Copy every line that mentions the word "emptyCaption".
____________
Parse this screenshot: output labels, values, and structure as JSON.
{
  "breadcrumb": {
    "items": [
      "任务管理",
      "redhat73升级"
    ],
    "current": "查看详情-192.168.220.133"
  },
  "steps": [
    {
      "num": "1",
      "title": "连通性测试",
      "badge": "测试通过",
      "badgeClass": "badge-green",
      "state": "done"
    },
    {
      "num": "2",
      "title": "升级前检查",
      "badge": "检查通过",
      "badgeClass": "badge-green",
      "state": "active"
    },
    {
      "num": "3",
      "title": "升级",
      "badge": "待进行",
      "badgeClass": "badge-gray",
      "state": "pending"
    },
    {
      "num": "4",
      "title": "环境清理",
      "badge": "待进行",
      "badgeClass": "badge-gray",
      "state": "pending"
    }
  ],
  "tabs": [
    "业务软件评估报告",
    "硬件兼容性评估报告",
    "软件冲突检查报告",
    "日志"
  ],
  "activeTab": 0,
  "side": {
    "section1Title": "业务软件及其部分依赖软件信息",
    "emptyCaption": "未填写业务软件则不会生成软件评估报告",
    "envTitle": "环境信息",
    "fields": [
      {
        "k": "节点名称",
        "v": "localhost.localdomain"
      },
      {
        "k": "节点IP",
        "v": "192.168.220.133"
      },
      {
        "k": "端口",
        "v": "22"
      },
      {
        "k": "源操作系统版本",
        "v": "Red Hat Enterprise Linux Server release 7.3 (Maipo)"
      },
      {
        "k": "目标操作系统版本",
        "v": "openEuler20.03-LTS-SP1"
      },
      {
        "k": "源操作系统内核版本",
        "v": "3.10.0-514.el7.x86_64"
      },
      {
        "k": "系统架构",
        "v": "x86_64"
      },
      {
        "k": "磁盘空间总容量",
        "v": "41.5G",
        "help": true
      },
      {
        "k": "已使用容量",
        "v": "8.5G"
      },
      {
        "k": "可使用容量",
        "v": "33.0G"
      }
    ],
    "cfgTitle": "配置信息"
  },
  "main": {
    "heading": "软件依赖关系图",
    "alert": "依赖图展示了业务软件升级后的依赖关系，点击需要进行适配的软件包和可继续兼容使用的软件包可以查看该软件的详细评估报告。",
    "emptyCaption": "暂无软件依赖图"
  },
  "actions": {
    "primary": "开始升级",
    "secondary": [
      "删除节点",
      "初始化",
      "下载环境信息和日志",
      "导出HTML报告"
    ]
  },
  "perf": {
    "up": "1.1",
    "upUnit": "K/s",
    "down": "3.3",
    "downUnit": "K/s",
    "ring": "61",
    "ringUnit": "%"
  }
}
____________
**SOLUTION**
    "emptyCaption": "未填写业务软件则不会生成软件评估报告",
    "emptyCaption": "暂无软件依赖图"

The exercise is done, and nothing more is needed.